### TASK GOAL
Pick out each line in these entries that contains the string "body".

### Dataset entries

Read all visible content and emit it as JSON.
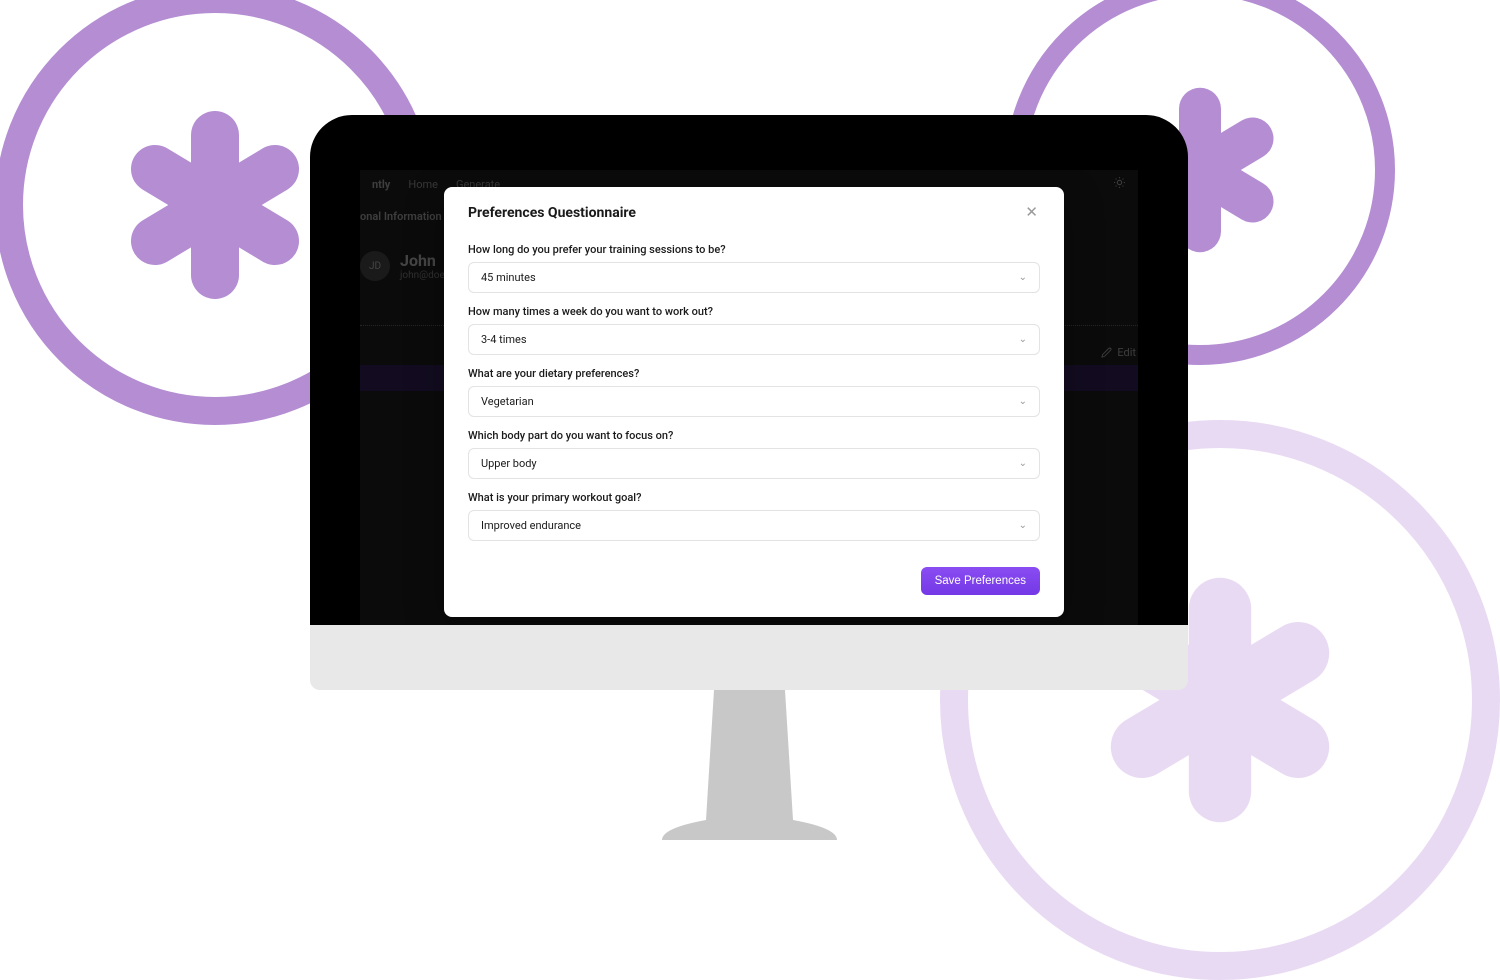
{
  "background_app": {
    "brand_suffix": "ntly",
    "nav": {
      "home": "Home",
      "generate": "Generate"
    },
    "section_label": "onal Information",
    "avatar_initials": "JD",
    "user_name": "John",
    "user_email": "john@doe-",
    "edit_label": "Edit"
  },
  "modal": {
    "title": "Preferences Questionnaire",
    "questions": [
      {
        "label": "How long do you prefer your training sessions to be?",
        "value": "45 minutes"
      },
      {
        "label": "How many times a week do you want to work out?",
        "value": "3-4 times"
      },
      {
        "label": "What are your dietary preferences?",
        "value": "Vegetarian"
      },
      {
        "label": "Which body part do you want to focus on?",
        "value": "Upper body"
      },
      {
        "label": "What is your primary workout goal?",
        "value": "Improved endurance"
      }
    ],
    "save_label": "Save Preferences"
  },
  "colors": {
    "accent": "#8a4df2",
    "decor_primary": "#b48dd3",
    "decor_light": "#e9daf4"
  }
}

### SOLUTION TO THIS PROBLEM
        "label": "Which body part do you want to focus on?",
        "value": "Upper body"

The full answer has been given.